Linhas do conjunto:

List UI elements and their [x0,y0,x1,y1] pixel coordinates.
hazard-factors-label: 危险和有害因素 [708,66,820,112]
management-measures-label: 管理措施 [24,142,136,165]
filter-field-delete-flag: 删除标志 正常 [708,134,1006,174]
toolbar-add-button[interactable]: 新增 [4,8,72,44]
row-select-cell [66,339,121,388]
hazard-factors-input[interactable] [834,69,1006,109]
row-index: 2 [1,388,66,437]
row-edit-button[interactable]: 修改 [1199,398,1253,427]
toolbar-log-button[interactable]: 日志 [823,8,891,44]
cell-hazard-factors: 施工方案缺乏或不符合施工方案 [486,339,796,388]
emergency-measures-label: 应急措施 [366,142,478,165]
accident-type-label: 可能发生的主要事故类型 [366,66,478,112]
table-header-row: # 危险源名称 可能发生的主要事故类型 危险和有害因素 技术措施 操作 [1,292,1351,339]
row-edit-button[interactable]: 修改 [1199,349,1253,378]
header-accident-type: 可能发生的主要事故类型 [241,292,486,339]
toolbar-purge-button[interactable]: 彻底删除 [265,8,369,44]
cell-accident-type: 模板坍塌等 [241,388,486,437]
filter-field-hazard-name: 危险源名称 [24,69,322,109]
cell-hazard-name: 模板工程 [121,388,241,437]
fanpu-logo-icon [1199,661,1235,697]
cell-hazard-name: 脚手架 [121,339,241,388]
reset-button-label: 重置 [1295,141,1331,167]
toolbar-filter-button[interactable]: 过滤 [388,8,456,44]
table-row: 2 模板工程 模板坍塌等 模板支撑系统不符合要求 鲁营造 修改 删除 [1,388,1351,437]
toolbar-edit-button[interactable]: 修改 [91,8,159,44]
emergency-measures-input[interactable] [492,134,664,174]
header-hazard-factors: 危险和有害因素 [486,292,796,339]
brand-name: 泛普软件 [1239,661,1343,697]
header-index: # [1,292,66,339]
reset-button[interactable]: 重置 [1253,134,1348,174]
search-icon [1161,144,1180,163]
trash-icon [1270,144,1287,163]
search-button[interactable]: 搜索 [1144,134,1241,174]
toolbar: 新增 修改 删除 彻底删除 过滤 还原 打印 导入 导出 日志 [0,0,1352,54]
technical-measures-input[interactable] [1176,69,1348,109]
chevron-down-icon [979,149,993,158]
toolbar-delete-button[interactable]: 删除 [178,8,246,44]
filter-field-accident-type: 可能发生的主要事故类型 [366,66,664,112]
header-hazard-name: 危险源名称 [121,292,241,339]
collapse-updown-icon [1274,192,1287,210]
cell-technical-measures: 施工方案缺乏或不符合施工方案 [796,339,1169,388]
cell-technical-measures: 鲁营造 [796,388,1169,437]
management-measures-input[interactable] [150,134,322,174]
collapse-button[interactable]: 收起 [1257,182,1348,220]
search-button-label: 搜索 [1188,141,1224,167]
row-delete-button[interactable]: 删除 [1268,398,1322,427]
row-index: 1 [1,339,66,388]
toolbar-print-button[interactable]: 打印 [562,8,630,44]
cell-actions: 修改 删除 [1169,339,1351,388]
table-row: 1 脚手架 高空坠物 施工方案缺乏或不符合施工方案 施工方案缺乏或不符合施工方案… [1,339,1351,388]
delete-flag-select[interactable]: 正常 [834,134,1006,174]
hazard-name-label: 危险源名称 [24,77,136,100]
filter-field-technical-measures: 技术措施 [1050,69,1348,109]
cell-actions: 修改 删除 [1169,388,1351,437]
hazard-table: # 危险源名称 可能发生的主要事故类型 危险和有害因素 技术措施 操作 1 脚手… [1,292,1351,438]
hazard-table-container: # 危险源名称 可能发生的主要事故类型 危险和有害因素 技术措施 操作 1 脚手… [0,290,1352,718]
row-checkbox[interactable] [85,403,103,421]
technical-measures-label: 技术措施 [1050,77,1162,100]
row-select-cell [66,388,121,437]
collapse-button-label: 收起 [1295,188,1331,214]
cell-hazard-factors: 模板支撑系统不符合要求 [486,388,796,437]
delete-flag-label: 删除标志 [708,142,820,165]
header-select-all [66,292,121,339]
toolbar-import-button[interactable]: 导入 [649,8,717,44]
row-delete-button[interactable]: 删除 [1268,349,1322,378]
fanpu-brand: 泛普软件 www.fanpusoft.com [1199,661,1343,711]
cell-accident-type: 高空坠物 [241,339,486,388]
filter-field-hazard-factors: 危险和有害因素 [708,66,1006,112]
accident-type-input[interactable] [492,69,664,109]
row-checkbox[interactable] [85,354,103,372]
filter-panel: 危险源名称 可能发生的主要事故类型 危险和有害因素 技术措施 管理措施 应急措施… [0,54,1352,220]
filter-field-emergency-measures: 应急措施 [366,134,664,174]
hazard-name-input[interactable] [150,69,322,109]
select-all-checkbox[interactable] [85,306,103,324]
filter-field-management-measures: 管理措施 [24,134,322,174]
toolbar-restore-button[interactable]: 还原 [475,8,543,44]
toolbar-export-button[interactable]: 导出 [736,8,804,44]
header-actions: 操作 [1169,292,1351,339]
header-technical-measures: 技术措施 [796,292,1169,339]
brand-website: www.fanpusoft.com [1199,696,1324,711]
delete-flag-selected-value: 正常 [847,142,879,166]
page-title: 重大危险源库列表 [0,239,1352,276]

Objetivo da tarefa: Reescreva as linhas a partir da primeira até aquela que contém "brand-name: 泛普软件 [1239,661,1343,697]", ambas incluídas, trocando "脚手架" por "起重机械" e deixando todo o resto igual.

Resposta à tarefa:
List UI elements and their [x0,y0,x1,y1] pixel coordinates.
hazard-factors-label: 危险和有害因素 [708,66,820,112]
management-measures-label: 管理措施 [24,142,136,165]
filter-field-delete-flag: 删除标志 正常 [708,134,1006,174]
toolbar-add-button[interactable]: 新增 [4,8,72,44]
row-select-cell [66,339,121,388]
hazard-factors-input[interactable] [834,69,1006,109]
row-index: 2 [1,388,66,437]
row-edit-button[interactable]: 修改 [1199,398,1253,427]
toolbar-log-button[interactable]: 日志 [823,8,891,44]
cell-hazard-factors: 施工方案缺乏或不符合施工方案 [486,339,796,388]
emergency-measures-label: 应急措施 [366,142,478,165]
accident-type-label: 可能发生的主要事故类型 [366,66,478,112]
table-header-row: # 危险源名称 可能发生的主要事故类型 危险和有害因素 技术措施 操作 [1,292,1351,339]
row-edit-button[interactable]: 修改 [1199,349,1253,378]
header-accident-type: 可能发生的主要事故类型 [241,292,486,339]
toolbar-purge-button[interactable]: 彻底删除 [265,8,369,44]
cell-accident-type: 模板坍塌等 [241,388,486,437]
filter-field-hazard-name: 危险源名称 [24,69,322,109]
cell-hazard-name: 模板工程 [121,388,241,437]
fanpu-logo-icon [1199,661,1235,697]
cell-hazard-name: 起重机械 [121,339,241,388]
reset-button-label: 重置 [1295,141,1331,167]
toolbar-filter-button[interactable]: 过滤 [388,8,456,44]
table-row: 2 模板工程 模板坍塌等 模板支撑系统不符合要求 鲁营造 修改 删除 [1,388,1351,437]
toolbar-edit-button[interactable]: 修改 [91,8,159,44]
emergency-measures-input[interactable] [492,134,664,174]
header-hazard-factors: 危险和有害因素 [486,292,796,339]
brand-name: 泛普软件 [1239,661,1343,697]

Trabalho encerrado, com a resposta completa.